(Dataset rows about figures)
_ _ _

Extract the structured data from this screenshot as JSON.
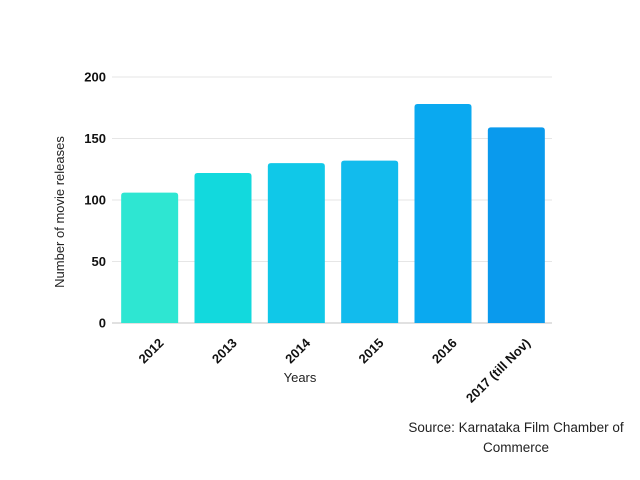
{
  "chart_data": {
    "type": "bar",
    "title": "",
    "categories": [
      "2012",
      "2013",
      "2014",
      "2015",
      "2016",
      "2017 (till Nov)"
    ],
    "values": [
      106,
      122,
      130,
      132,
      178,
      159
    ],
    "xlabel": "Years",
    "ylabel": "Number of movie releases",
    "ylim": [
      0,
      200
    ],
    "yticks": [
      0,
      50,
      100,
      150,
      200
    ],
    "grid": true,
    "bar_colors": [
      "#2ee6d2",
      "#12d9dd",
      "#10c8e8",
      "#12bbed",
      "#0aa9f0",
      "#0a9aed"
    ]
  },
  "source_text": "Source: Karnataka Film Chamber of Commerce"
}
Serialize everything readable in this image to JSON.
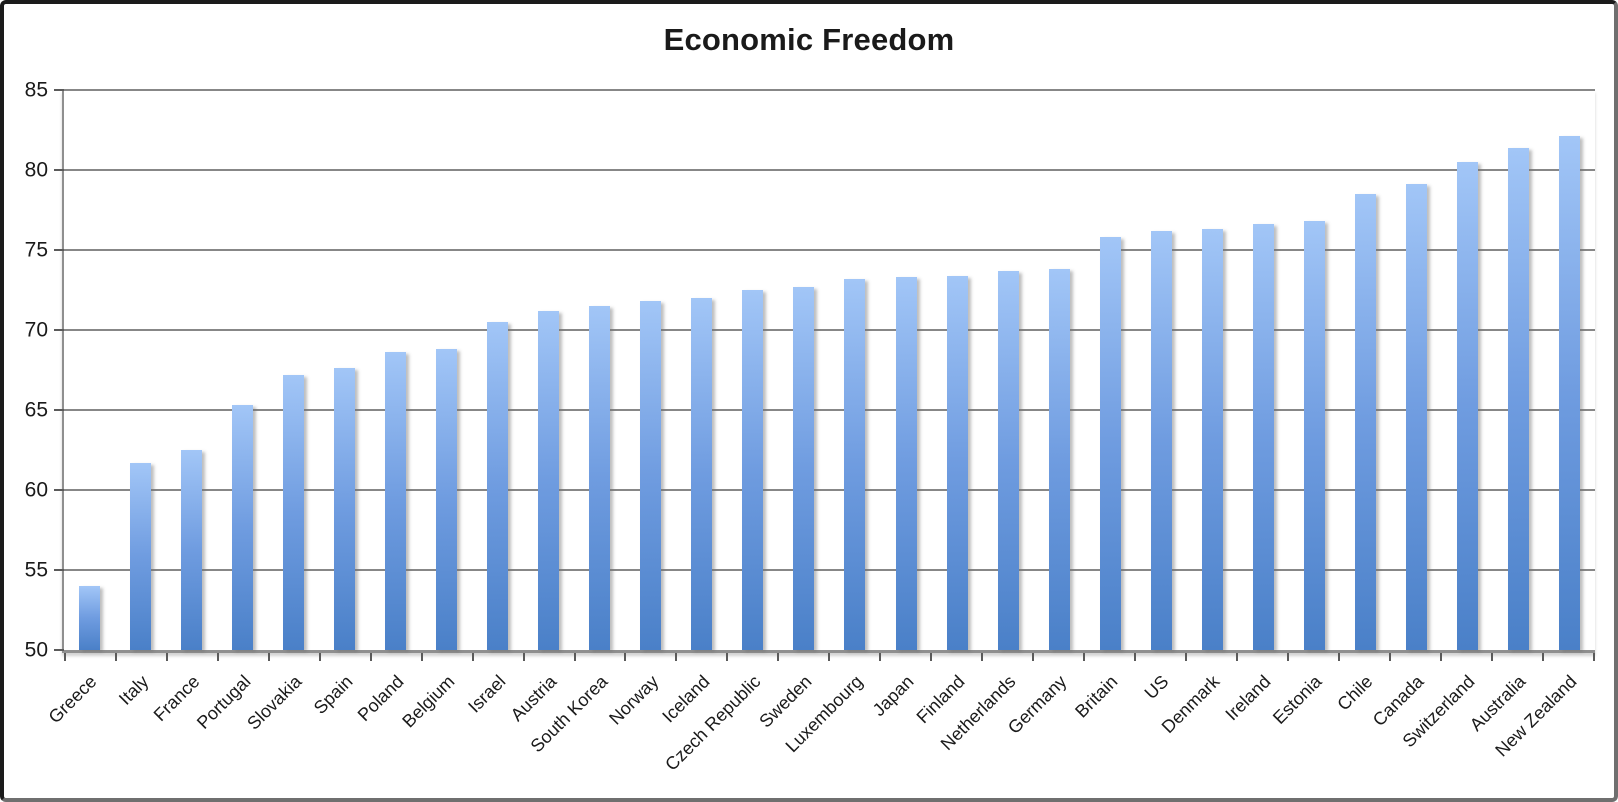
{
  "page": {
    "background": "#ffffff",
    "frame_border_color": "#1b1b1b"
  },
  "chart_data": {
    "type": "bar",
    "title": "Economic Freedom",
    "xlabel": "",
    "ylabel": "",
    "categories": [
      "Greece",
      "Italy",
      "France",
      "Portugal",
      "Slovakia",
      "Spain",
      "Poland",
      "Belgium",
      "Israel",
      "Austria",
      "South Korea",
      "Norway",
      "Iceland",
      "Czech Republic",
      "Sweden",
      "Luxembourg",
      "Japan",
      "Finland",
      "Netherlands",
      "Germany",
      "Britain",
      "US",
      "Denmark",
      "Ireland",
      "Estonia",
      "Chile",
      "Canada",
      "Switzerland",
      "Australia",
      "New Zealand"
    ],
    "values": [
      54.0,
      61.7,
      62.5,
      65.3,
      67.2,
      67.6,
      68.6,
      68.8,
      70.5,
      71.2,
      71.5,
      71.8,
      72.0,
      72.5,
      72.7,
      73.2,
      73.3,
      73.4,
      73.7,
      73.8,
      75.8,
      76.2,
      76.3,
      76.6,
      76.8,
      78.5,
      79.1,
      80.5,
      81.4,
      82.1
    ],
    "ylim": [
      50,
      85
    ],
    "yticks": [
      50,
      55,
      60,
      65,
      70,
      75,
      80,
      85
    ],
    "grid": true,
    "legend": "none",
    "colors": {
      "bar_gradient_top": "#a2c6f7",
      "bar_gradient_mid": "#6f9ce0",
      "bar_gradient_bottom": "#4a80c8",
      "gridline": "#878787",
      "axis": "#8f8f8f",
      "tick": "#5a5a5a",
      "text": "#1a1a1a"
    }
  }
}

_ _ _

- _WHAT IS REQUIRED_:
Repeat the listing in full and exactly. Leave any pictures out.

- _SOLVED EXERCISE_:
Extract the structured data from this screenshot as JSON.
{
  "chart_data": {
    "type": "bar",
    "title": "",
    "categories": [
      "2012",
      "2013",
      "2014",
      "2015",
      "2016",
      "2017 (till Nov)"
    ],
    "values": [
      106,
      122,
      130,
      132,
      178,
      159
    ],
    "xlabel": "Years",
    "ylabel": "Number of movie releases",
    "ylim": [
      0,
      200
    ],
    "yticks": [
      0,
      50,
      100,
      150,
      200
    ],
    "grid": true,
    "bar_colors": [
      "#2ee6d2",
      "#12d9dd",
      "#10c8e8",
      "#12bbed",
      "#0aa9f0",
      "#0a9aed"
    ]
  },
  "source_text": "Source: Karnataka Film Chamber of Commerce"
}
Serialize everything readable in this image to JSON.
{
  "page": {
    "background": "#ffffff",
    "frame_border_color": "#1b1b1b"
  },
  "chart_data": {
    "type": "bar",
    "title": "Economic Freedom",
    "xlabel": "",
    "ylabel": "",
    "categories": [
      "Greece",
      "Italy",
      "France",
      "Portugal",
      "Slovakia",
      "Spain",
      "Poland",
      "Belgium",
      "Israel",
      "Austria",
      "South Korea",
      "Norway",
      "Iceland",
      "Czech Republic",
      "Sweden",
      "Luxembourg",
      "Japan",
      "Finland",
      "Netherlands",
      "Germany",
      "Britain",
      "US",
      "Denmark",
      "Ireland",
      "Estonia",
      "Chile",
      "Canada",
      "Switzerland",
      "Australia",
      "New Zealand"
    ],
    "values": [
      54.0,
      61.7,
      62.5,
      65.3,
      67.2,
      67.6,
      68.6,
      68.8,
      70.5,
      71.2,
      71.5,
      71.8,
      72.0,
      72.5,
      72.7,
      73.2,
      73.3,
      73.4,
      73.7,
      73.8,
      75.8,
      76.2,
      76.3,
      76.6,
      76.8,
      78.5,
      79.1,
      80.5,
      81.4,
      82.1
    ],
    "ylim": [
      50,
      85
    ],
    "yticks": [
      50,
      55,
      60,
      65,
      70,
      75,
      80,
      85
    ],
    "grid": true,
    "legend": "none",
    "colors": {
      "bar_gradient_top": "#a2c6f7",
      "bar_gradient_mid": "#6f9ce0",
      "bar_gradient_bottom": "#4a80c8",
      "gridline": "#878787",
      "axis": "#8f8f8f",
      "tick": "#5a5a5a",
      "text": "#1a1a1a"
    }
  }
}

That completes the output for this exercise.